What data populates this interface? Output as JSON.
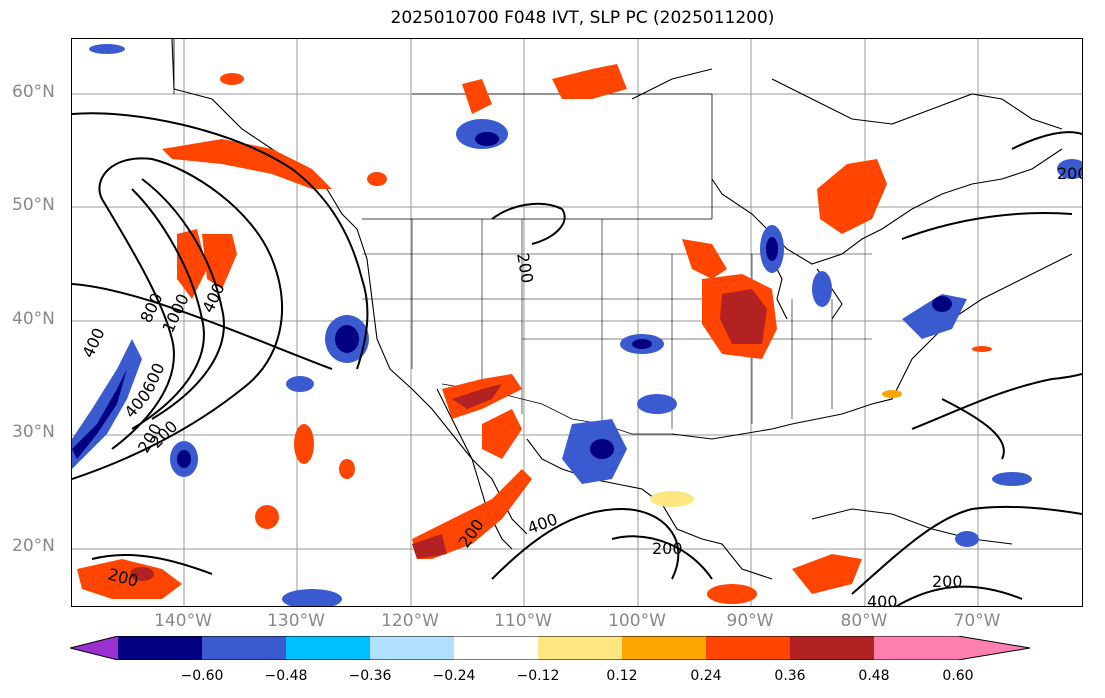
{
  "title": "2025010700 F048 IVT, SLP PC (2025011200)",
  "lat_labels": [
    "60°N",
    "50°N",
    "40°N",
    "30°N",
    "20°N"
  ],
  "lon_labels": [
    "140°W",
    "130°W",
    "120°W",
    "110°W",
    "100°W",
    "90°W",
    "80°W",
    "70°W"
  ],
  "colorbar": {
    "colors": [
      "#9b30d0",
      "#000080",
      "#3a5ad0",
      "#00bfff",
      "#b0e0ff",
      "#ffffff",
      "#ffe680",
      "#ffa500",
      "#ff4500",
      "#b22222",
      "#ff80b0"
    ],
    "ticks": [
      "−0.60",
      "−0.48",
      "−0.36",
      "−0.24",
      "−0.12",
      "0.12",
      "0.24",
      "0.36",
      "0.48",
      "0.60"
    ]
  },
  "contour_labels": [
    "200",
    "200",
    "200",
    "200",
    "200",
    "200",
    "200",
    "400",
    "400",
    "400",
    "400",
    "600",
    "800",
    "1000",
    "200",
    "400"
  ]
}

### Exercise
Pictures are excluded; output everything else in the data verbatim.

### Correct result
What data populates this interface? Output as JSON.
{
  "title": "2025010700 F048 IVT, SLP PC (2025011200)",
  "lat_labels": [
    "60°N",
    "50°N",
    "40°N",
    "30°N",
    "20°N"
  ],
  "lon_labels": [
    "140°W",
    "130°W",
    "120°W",
    "110°W",
    "100°W",
    "90°W",
    "80°W",
    "70°W"
  ],
  "colorbar": {
    "colors": [
      "#9b30d0",
      "#000080",
      "#3a5ad0",
      "#00bfff",
      "#b0e0ff",
      "#ffffff",
      "#ffe680",
      "#ffa500",
      "#ff4500",
      "#b22222",
      "#ff80b0"
    ],
    "ticks": [
      "−0.60",
      "−0.48",
      "−0.36",
      "−0.24",
      "−0.12",
      "0.12",
      "0.24",
      "0.36",
      "0.48",
      "0.60"
    ]
  },
  "contour_labels": [
    "200",
    "200",
    "200",
    "200",
    "200",
    "200",
    "200",
    "400",
    "400",
    "400",
    "400",
    "600",
    "800",
    "1000",
    "200",
    "400"
  ]
}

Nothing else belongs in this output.